BEGIN Material to process

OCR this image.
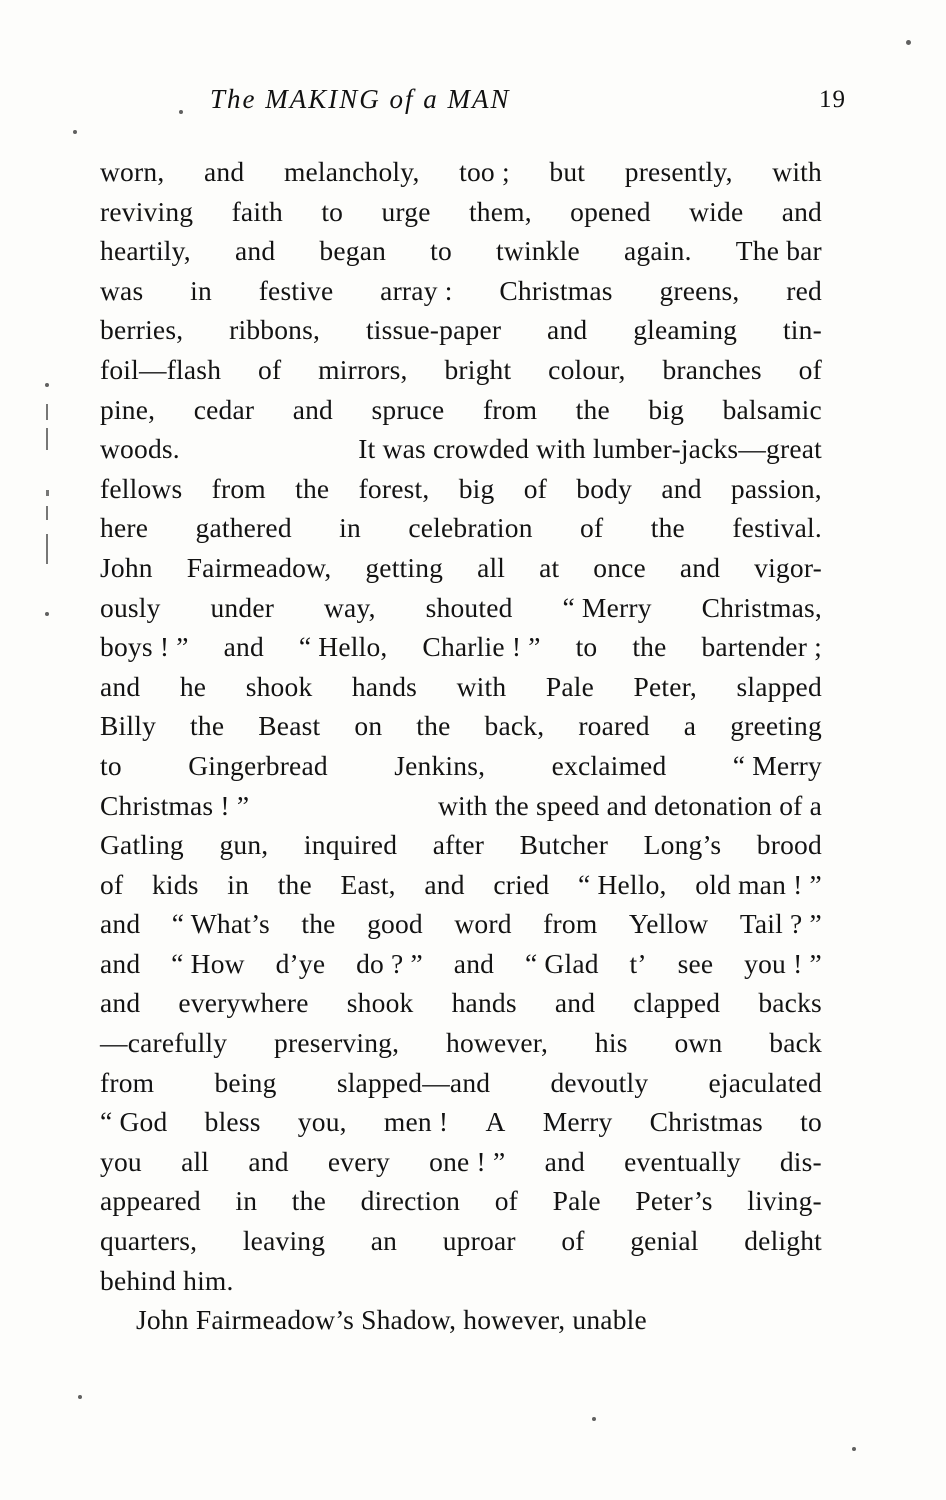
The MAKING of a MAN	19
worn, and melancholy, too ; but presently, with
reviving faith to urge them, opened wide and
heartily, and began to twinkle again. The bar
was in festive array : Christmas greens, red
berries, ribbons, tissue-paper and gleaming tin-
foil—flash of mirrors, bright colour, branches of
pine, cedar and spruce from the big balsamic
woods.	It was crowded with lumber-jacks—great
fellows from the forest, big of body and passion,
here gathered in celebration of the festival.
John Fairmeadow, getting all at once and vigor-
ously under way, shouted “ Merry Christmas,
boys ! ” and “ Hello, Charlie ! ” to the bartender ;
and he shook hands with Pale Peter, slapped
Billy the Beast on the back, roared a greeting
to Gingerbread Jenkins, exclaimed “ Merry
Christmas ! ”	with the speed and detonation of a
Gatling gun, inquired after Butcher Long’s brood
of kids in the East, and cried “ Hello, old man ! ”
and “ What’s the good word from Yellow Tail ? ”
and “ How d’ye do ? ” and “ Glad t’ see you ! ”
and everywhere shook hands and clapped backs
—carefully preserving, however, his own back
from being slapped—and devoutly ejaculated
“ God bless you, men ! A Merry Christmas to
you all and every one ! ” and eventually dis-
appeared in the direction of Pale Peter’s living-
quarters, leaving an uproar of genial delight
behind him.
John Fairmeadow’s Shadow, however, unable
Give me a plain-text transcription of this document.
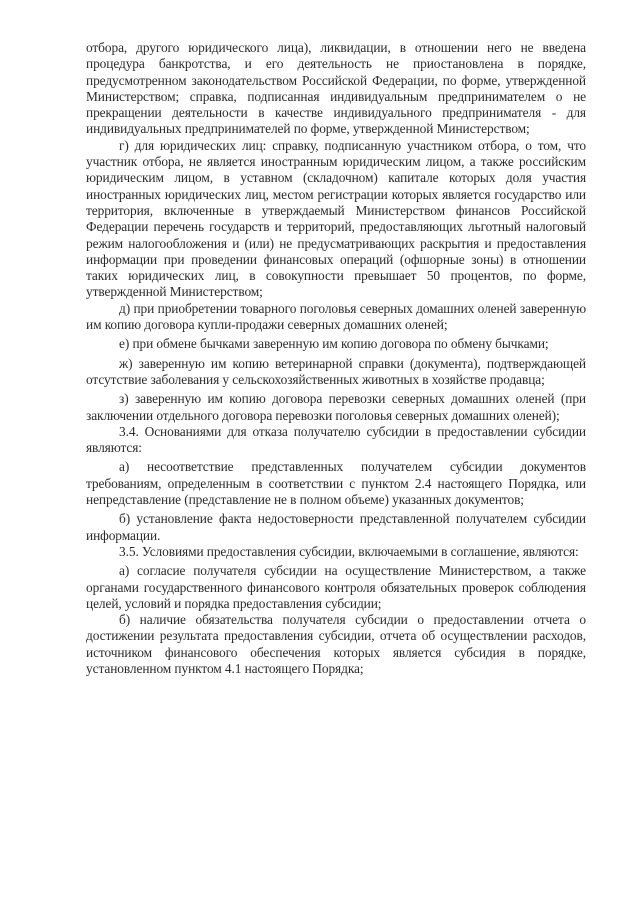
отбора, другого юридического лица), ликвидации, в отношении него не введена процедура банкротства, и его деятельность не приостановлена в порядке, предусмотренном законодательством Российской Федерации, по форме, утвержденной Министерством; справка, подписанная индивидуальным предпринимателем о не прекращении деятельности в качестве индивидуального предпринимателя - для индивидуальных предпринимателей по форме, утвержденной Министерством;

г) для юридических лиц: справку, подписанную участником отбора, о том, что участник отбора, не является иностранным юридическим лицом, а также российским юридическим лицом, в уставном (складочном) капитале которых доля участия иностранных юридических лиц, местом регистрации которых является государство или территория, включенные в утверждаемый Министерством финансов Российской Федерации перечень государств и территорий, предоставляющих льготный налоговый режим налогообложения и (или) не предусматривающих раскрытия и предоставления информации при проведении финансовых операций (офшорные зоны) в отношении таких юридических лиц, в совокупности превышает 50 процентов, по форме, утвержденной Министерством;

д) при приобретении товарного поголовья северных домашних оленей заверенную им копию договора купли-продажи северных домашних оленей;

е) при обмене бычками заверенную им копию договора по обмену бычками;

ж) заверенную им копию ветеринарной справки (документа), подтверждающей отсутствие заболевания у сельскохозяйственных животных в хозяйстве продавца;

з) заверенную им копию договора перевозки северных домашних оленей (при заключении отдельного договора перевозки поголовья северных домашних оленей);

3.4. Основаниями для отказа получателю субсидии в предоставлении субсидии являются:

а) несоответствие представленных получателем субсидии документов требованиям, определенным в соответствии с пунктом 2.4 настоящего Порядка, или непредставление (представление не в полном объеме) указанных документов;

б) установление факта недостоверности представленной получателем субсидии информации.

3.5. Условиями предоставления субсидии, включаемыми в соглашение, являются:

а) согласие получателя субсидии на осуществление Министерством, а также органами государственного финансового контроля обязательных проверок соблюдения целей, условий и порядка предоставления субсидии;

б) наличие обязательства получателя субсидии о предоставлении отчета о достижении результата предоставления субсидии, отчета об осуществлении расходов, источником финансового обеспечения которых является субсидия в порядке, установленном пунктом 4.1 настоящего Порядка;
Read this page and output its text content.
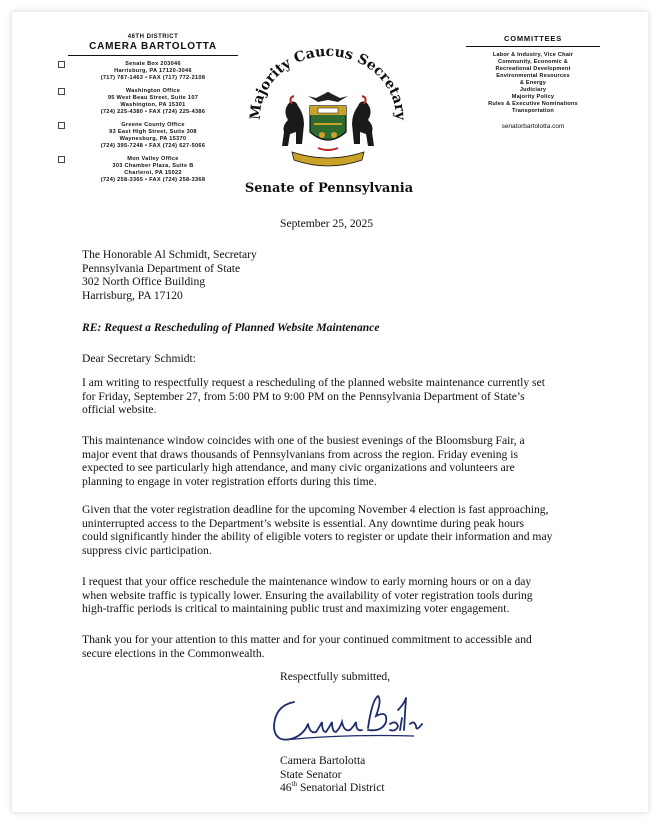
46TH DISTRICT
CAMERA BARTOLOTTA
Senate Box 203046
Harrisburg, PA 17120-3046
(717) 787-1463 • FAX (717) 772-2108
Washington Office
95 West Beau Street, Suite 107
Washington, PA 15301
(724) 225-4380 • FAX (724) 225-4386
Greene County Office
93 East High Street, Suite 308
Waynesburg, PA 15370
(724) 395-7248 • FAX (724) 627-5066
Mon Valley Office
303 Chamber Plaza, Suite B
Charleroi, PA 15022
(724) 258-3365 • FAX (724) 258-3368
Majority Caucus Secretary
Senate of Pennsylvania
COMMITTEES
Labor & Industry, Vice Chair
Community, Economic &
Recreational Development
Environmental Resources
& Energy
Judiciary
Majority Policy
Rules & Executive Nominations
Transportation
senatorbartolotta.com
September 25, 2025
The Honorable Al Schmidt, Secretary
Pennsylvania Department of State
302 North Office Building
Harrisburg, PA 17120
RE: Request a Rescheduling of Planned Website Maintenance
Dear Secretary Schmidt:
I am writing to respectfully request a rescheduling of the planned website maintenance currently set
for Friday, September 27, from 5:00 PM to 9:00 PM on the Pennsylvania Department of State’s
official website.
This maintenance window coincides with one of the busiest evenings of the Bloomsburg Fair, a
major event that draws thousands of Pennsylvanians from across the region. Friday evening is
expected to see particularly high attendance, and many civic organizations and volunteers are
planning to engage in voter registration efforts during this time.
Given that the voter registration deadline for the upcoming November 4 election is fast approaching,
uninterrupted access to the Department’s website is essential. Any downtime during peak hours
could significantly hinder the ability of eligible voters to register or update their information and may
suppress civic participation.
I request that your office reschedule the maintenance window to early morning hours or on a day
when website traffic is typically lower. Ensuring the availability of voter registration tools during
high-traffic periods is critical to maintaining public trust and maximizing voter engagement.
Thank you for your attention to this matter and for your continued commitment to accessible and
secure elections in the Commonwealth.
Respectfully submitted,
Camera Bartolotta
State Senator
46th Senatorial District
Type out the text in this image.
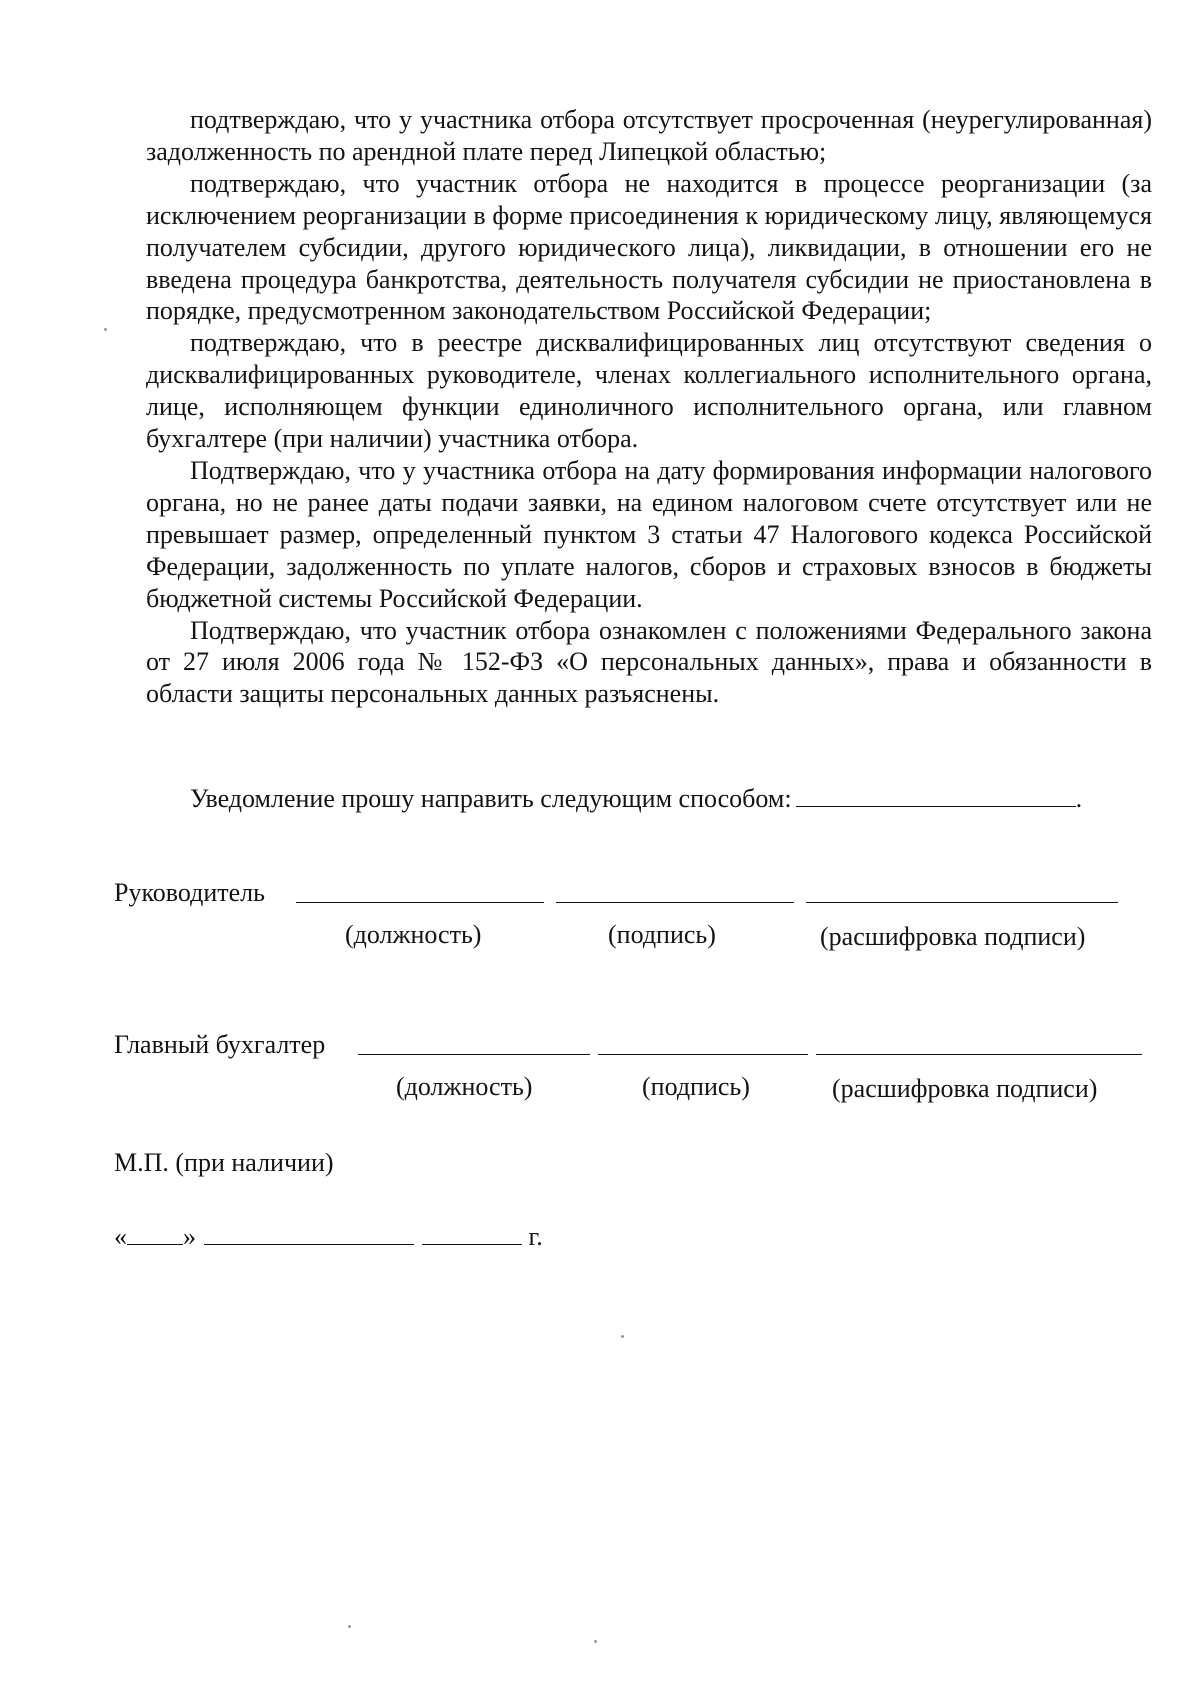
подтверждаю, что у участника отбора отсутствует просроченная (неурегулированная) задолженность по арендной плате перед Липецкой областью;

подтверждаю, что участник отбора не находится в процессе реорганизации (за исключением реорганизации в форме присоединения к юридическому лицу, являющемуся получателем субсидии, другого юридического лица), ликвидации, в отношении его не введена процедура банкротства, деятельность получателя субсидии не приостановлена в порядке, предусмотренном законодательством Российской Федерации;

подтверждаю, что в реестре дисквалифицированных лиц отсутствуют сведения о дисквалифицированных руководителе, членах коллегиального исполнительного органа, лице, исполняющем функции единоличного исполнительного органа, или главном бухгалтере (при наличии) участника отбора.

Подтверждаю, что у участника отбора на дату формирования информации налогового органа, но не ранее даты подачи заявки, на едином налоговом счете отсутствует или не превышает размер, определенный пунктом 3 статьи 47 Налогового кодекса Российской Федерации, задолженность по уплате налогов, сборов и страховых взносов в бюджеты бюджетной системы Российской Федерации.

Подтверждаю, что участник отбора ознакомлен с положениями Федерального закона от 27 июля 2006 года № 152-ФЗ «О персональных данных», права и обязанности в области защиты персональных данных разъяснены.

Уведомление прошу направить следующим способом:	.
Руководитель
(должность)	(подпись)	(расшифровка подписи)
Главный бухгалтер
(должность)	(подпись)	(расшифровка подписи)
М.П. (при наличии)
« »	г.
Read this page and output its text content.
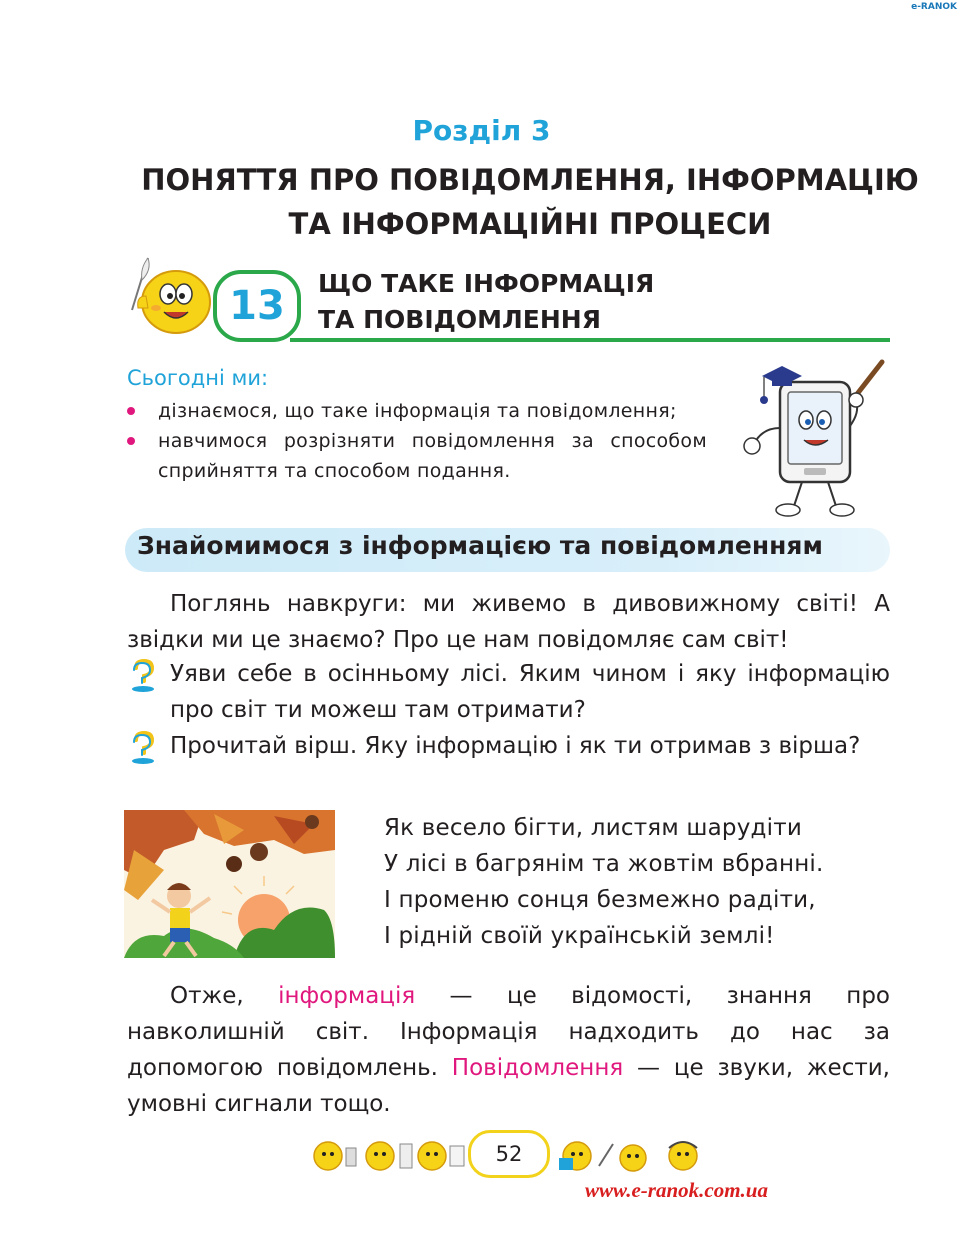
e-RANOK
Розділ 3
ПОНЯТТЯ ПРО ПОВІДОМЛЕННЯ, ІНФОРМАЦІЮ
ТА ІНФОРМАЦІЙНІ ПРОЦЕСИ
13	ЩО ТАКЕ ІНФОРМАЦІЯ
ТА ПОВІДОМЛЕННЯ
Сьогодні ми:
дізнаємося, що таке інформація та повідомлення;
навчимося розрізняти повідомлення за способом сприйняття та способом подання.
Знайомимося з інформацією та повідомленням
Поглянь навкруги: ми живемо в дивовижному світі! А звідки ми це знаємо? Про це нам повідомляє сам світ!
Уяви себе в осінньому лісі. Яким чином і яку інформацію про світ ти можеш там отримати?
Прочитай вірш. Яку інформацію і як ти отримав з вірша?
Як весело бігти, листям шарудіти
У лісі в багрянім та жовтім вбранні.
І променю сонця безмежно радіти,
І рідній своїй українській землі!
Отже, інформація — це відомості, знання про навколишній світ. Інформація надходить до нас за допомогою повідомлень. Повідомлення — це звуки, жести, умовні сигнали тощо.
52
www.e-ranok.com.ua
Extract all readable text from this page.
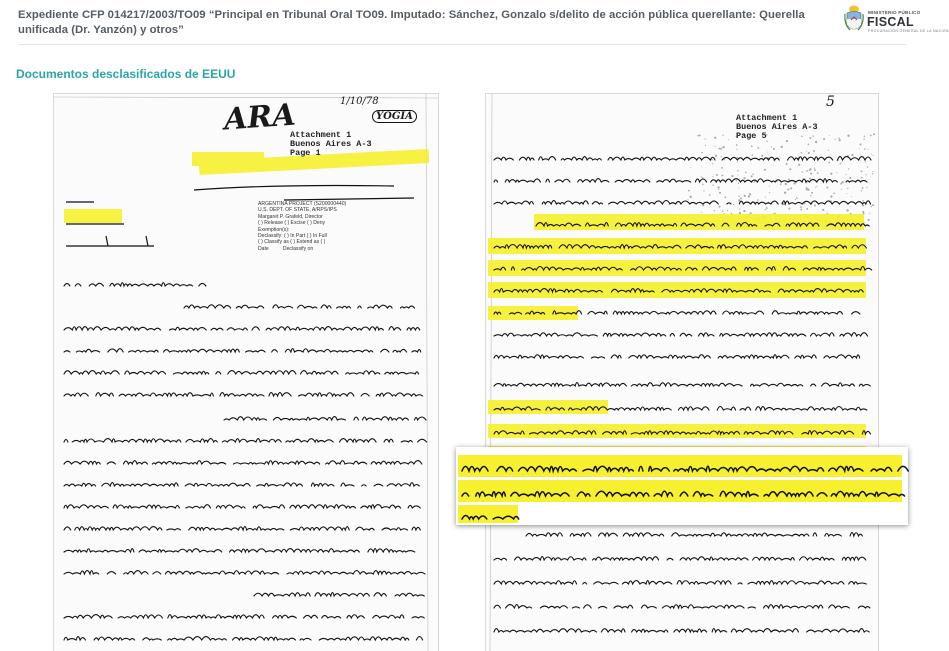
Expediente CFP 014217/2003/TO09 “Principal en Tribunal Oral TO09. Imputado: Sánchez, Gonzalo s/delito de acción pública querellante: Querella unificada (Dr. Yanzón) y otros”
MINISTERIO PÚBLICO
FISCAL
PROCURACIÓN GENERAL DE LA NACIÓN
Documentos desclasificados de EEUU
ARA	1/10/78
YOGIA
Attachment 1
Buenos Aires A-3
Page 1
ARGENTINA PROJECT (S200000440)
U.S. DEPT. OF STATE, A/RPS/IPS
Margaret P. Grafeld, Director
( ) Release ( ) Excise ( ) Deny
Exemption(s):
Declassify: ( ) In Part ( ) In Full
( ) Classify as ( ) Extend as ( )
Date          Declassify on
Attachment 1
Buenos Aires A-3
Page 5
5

END Material to process

Will you repeat the material above, but only from the line containing "Extract all readable text from this page." through its last line, exactly and without the pictures?

Extract all readable text from this page.
Expediente CFP 014217/2003/TO09 “Principal en Tribunal Oral TO09. Imputado: Sánchez, Gonzalo s/delito de acción pública querellante: Querella unificada (Dr. Yanzón) y otros”
MINISTERIO PÚBLICO
FISCAL
PROCURACIÓN GENERAL DE LA NACIÓN
Documentos desclasificados de EEUU
ARA	1/10/78
YOGIA
Attachment 1
Buenos Aires A-3
Page 1
ARGENTINA PROJECT (S200000440)
U.S. DEPT. OF STATE, A/RPS/IPS
Margaret P. Grafeld, Director
( ) Release ( ) Excise ( ) Deny
Exemption(s):
Declassify: ( ) In Part ( ) In Full
( ) Classify as ( ) Extend as ( )
Date          Declassify on
Attachment 1
Buenos Aires A-3
Page 5
5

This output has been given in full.